▸ EXTRACTED DATA
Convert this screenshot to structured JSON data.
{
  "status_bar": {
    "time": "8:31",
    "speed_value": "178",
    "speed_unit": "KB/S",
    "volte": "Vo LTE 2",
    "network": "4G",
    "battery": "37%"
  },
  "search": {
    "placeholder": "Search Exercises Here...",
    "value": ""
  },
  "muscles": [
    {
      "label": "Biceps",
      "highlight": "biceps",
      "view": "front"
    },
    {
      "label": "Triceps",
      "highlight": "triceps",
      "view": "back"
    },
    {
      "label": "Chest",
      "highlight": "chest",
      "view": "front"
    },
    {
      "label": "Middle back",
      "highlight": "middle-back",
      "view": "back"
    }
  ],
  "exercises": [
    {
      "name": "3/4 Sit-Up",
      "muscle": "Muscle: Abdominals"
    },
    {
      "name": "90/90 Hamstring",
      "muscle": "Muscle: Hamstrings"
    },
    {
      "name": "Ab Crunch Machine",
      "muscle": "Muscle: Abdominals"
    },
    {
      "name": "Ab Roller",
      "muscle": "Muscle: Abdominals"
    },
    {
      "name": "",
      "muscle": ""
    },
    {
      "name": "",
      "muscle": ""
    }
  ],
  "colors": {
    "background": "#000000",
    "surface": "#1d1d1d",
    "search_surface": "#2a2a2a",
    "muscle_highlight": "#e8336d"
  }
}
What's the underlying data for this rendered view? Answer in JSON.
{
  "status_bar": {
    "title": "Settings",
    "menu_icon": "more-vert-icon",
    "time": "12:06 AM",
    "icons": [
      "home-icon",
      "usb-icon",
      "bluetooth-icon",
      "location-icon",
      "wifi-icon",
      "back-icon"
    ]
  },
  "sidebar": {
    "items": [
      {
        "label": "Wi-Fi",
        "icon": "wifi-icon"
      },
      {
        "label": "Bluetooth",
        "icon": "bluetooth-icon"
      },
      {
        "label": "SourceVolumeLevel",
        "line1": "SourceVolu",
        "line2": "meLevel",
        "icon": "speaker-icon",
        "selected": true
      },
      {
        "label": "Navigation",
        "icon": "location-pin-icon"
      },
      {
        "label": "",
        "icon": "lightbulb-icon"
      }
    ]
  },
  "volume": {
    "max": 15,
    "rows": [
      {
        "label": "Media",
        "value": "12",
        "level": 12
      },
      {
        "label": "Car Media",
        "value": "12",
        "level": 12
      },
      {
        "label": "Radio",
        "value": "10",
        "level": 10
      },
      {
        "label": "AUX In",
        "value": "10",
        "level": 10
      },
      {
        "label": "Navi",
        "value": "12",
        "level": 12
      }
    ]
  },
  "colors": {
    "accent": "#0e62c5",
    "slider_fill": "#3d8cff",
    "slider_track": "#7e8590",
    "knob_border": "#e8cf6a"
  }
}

▸ REQUEST
Repeat back the data above, exact to the last character.

▸ WORKED ANSWER
Convert this screenshot to structured JSON data.
{
  "status_bar": {
    "time": "8:31",
    "speed_value": "178",
    "speed_unit": "KB/S",
    "volte": "Vo LTE 2",
    "network": "4G",
    "battery": "37%"
  },
  "search": {
    "placeholder": "Search Exercises Here...",
    "value": ""
  },
  "muscles": [
    {
      "label": "Biceps",
      "highlight": "biceps",
      "view": "front"
    },
    {
      "label": "Triceps",
      "highlight": "triceps",
      "view": "back"
    },
    {
      "label": "Chest",
      "highlight": "chest",
      "view": "front"
    },
    {
      "label": "Middle back",
      "highlight": "middle-back",
      "view": "back"
    }
  ],
  "exercises": [
    {
      "name": "3/4 Sit-Up",
      "muscle": "Muscle: Abdominals"
    },
    {
      "name": "90/90 Hamstring",
      "muscle": "Muscle: Hamstrings"
    },
    {
      "name": "Ab Crunch Machine",
      "muscle": "Muscle: Abdominals"
    },
    {
      "name": "Ab Roller",
      "muscle": "Muscle: Abdominals"
    },
    {
      "name": "",
      "muscle": ""
    },
    {
      "name": "",
      "muscle": ""
    }
  ],
  "colors": {
    "background": "#000000",
    "surface": "#1d1d1d",
    "search_surface": "#2a2a2a",
    "muscle_highlight": "#e8336d"
  }
}
What's the underlying data for this rendered view? Answer in JSON.
{
  "status_bar": {
    "title": "Settings",
    "menu_icon": "more-vert-icon",
    "time": "12:06 AM",
    "icons": [
      "home-icon",
      "usb-icon",
      "bluetooth-icon",
      "location-icon",
      "wifi-icon",
      "back-icon"
    ]
  },
  "sidebar": {
    "items": [
      {
        "label": "Wi-Fi",
        "icon": "wifi-icon"
      },
      {
        "label": "Bluetooth",
        "icon": "bluetooth-icon"
      },
      {
        "label": "SourceVolumeLevel",
        "line1": "SourceVolu",
        "line2": "meLevel",
        "icon": "speaker-icon",
        "selected": true
      },
      {
        "label": "Navigation",
        "icon": "location-pin-icon"
      },
      {
        "label": "",
        "icon": "lightbulb-icon"
      }
    ]
  },
  "volume": {
    "max": 15,
    "rows": [
      {
        "label": "Media",
        "value": "12",
        "level": 12
      },
      {
        "label": "Car Media",
        "value": "12",
        "level": 12
      },
      {
        "label": "Radio",
        "value": "10",
        "level": 10
      },
      {
        "label": "AUX In",
        "value": "10",
        "level": 10
      },
      {
        "label": "Navi",
        "value": "12",
        "level": 12
      }
    ]
  },
  "colors": {
    "accent": "#0e62c5",
    "slider_fill": "#3d8cff",
    "slider_track": "#7e8590",
    "knob_border": "#e8cf6a"
  }
}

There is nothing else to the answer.